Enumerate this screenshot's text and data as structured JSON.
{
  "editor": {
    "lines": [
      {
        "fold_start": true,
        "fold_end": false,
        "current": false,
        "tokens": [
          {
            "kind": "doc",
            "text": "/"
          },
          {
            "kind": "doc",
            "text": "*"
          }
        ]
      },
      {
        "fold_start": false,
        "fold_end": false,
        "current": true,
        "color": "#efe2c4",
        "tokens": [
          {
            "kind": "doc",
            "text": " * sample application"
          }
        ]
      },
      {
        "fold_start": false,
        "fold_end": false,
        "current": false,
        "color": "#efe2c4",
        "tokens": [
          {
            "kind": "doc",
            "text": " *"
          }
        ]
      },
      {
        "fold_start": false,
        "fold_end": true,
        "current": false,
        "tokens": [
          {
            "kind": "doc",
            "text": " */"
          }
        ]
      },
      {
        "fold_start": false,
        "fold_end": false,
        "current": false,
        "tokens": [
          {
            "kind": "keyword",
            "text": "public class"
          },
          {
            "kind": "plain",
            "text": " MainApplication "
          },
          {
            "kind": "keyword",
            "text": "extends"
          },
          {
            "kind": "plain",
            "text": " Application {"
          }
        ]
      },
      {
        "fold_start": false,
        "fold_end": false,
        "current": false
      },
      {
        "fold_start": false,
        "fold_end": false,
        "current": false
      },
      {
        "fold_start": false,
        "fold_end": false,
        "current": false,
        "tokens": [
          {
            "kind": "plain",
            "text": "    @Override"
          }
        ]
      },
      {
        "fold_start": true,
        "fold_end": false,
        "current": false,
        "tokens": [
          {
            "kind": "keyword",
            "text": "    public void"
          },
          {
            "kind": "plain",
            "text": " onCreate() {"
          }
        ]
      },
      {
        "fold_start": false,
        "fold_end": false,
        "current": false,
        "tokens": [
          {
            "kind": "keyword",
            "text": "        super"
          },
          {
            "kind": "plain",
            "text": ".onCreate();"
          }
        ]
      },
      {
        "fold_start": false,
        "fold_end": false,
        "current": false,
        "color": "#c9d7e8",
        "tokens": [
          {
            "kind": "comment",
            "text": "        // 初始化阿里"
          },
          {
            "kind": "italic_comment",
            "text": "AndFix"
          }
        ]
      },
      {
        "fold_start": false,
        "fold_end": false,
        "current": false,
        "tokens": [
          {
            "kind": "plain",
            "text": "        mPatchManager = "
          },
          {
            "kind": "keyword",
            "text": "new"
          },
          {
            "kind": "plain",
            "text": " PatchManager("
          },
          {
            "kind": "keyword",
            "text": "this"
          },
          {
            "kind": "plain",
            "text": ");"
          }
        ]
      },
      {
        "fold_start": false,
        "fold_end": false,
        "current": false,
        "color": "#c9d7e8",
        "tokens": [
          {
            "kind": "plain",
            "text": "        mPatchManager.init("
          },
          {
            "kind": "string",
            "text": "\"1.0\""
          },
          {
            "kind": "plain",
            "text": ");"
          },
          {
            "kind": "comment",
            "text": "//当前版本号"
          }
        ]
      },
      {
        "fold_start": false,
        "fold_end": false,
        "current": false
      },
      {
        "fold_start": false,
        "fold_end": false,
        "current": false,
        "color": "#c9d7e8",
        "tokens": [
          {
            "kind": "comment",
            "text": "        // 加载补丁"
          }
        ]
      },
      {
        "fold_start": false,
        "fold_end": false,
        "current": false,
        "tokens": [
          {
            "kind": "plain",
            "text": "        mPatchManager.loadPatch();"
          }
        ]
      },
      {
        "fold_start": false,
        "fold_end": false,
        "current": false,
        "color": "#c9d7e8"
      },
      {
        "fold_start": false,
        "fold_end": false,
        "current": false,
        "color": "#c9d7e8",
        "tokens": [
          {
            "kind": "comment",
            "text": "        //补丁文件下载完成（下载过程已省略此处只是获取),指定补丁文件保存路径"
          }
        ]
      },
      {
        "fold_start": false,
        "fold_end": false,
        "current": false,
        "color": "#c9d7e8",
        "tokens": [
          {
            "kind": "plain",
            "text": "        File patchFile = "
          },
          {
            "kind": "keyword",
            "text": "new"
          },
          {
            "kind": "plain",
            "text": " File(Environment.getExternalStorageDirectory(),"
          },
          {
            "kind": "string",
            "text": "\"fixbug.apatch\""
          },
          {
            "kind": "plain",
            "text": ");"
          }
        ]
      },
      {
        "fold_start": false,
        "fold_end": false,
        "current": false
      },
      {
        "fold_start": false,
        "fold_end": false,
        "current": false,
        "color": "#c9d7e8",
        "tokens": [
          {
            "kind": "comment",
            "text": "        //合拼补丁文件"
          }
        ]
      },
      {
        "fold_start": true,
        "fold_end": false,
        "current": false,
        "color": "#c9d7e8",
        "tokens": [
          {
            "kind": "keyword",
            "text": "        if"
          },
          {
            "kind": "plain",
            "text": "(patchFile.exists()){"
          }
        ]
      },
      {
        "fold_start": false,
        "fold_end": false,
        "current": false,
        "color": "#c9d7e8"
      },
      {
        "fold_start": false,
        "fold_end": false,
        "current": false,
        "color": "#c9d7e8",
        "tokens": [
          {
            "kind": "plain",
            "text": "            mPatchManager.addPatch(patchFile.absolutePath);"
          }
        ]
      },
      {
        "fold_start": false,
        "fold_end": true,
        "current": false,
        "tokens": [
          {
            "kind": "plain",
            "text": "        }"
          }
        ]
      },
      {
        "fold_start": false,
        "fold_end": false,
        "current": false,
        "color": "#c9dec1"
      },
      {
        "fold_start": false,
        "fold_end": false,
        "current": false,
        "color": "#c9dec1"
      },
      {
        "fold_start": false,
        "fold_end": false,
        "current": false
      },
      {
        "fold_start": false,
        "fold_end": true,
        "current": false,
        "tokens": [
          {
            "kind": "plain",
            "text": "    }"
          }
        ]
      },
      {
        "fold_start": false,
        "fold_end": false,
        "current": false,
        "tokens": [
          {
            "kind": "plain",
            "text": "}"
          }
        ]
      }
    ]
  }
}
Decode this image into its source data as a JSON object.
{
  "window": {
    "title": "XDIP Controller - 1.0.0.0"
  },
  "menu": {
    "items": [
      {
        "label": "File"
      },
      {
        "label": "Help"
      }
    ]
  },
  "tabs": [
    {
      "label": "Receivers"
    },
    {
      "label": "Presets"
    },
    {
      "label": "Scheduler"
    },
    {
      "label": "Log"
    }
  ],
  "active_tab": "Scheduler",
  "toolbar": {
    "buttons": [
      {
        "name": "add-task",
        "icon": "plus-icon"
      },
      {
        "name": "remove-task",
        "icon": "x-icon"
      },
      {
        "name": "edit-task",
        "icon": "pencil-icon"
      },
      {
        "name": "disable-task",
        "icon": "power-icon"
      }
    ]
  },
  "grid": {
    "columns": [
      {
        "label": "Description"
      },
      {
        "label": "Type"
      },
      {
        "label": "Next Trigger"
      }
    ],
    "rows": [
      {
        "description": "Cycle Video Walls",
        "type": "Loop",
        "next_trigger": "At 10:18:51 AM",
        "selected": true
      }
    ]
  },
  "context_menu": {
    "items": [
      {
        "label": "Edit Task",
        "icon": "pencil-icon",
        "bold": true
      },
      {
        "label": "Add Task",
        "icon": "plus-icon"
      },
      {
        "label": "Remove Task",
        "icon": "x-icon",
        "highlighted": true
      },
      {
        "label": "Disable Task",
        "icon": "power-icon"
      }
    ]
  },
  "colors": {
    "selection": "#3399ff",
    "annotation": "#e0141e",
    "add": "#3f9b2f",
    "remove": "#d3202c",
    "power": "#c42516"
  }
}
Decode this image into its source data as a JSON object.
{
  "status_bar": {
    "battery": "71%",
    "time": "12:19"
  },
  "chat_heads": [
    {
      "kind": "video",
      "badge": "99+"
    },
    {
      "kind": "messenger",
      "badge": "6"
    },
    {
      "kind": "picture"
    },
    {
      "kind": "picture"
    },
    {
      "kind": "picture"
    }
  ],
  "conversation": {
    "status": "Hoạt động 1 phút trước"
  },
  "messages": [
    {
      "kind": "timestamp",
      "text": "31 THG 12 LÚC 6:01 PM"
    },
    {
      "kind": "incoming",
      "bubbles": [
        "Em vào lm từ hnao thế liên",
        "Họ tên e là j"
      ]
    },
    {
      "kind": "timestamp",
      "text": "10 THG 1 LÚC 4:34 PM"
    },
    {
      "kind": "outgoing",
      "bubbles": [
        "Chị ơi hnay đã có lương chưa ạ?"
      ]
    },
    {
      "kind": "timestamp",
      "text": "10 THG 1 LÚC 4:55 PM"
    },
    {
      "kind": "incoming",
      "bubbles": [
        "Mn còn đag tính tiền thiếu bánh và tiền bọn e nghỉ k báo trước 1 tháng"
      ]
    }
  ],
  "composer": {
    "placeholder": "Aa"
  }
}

┄┄┄┄┄┄┄┄┄┄

Check each line above for the word "trước" and copy the ones that have it.

    "status": "Hoạt động 1 phút trước"
        "Mn còn đag tính tiền thiếu bánh và tiền bọn e nghỉ k báo trước 1 tháng"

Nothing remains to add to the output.